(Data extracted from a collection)
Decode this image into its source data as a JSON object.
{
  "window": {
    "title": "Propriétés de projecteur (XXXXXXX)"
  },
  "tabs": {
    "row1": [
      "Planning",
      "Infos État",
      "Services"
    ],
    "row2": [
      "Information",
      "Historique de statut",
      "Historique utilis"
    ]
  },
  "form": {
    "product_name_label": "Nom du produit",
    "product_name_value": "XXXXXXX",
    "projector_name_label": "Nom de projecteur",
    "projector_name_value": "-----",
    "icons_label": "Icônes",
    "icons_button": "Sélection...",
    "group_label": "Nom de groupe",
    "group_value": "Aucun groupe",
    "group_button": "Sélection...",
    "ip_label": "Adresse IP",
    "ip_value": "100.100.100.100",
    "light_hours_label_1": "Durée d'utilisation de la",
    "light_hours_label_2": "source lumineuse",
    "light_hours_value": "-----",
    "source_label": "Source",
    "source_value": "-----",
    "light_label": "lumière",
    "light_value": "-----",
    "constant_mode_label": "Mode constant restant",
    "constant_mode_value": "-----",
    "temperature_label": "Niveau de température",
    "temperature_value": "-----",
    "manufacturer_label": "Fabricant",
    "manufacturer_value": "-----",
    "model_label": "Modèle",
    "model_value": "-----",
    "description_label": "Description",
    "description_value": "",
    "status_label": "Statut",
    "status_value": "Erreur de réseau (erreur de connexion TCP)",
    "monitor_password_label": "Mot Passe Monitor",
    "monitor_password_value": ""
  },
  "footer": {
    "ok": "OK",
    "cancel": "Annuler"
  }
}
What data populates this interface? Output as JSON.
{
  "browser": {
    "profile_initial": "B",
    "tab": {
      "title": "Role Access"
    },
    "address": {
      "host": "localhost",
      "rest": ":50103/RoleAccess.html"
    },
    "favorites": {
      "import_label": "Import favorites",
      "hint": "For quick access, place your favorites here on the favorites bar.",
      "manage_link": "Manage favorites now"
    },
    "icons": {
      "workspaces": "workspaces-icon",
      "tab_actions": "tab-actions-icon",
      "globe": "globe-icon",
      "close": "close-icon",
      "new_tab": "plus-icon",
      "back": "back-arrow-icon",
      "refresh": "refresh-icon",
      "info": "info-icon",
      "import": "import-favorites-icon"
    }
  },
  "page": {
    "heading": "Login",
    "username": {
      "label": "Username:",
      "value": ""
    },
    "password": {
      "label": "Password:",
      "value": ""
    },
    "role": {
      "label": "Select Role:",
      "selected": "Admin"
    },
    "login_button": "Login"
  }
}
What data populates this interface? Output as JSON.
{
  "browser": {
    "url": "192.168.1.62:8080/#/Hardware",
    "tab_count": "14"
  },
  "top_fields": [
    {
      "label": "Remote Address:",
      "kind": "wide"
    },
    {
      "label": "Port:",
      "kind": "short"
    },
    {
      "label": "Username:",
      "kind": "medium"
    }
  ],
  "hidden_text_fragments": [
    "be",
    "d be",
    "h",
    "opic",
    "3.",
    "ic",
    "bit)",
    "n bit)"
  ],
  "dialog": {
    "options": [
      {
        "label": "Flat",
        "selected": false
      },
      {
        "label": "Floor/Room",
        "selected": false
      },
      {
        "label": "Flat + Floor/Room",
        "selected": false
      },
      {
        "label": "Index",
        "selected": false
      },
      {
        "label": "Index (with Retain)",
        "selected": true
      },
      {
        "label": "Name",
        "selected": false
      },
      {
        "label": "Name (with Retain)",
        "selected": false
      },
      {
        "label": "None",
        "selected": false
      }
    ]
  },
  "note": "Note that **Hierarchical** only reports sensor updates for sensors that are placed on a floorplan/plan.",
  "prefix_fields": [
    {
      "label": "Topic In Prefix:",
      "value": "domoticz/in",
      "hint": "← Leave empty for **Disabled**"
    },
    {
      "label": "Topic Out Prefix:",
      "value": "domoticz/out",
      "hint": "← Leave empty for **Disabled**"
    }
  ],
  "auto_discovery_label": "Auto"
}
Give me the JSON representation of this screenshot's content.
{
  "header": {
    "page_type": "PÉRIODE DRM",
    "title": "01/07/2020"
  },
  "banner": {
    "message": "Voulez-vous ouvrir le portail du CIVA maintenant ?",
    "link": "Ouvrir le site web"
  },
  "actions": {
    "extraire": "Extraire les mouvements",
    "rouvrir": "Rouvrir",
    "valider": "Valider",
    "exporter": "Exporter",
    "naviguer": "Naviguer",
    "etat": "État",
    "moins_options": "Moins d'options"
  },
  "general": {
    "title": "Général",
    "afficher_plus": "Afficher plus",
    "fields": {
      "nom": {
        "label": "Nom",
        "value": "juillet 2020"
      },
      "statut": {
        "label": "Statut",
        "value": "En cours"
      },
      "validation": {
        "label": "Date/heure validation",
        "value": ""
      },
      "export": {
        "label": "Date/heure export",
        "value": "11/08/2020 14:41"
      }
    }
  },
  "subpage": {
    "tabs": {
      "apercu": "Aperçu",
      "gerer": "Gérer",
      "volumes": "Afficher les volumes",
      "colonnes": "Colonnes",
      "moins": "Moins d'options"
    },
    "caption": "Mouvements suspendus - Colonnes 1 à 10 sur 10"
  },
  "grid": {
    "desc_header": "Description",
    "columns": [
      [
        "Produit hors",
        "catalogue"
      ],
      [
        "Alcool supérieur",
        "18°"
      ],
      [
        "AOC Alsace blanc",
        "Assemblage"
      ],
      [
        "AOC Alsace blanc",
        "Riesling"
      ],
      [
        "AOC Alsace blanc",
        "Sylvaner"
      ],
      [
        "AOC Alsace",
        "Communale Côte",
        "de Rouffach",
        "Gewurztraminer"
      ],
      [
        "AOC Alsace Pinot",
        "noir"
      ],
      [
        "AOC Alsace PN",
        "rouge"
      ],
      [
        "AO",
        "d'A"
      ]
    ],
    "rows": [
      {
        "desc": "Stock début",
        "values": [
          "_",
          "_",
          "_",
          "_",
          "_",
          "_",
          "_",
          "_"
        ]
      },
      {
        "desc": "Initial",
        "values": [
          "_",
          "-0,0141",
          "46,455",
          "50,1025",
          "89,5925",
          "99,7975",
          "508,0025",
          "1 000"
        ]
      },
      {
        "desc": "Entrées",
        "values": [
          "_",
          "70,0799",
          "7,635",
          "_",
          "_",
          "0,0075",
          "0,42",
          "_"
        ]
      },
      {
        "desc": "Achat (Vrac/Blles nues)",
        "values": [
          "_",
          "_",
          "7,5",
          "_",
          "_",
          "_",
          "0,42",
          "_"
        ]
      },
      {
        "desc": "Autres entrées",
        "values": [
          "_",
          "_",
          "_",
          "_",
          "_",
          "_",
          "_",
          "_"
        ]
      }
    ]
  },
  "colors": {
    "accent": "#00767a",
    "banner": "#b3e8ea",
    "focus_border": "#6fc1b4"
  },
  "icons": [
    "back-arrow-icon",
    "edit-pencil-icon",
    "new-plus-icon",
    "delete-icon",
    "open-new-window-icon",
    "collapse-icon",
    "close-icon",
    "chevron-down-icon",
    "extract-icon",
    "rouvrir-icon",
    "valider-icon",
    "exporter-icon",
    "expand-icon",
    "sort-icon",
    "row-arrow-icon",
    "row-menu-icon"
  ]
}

BRIEF ▸ Filter the records above and return every line that holds the word "groupe".

THE RESULT ▸
    "group_label": "Nom de groupe",
    "group_value": "Aucun groupe",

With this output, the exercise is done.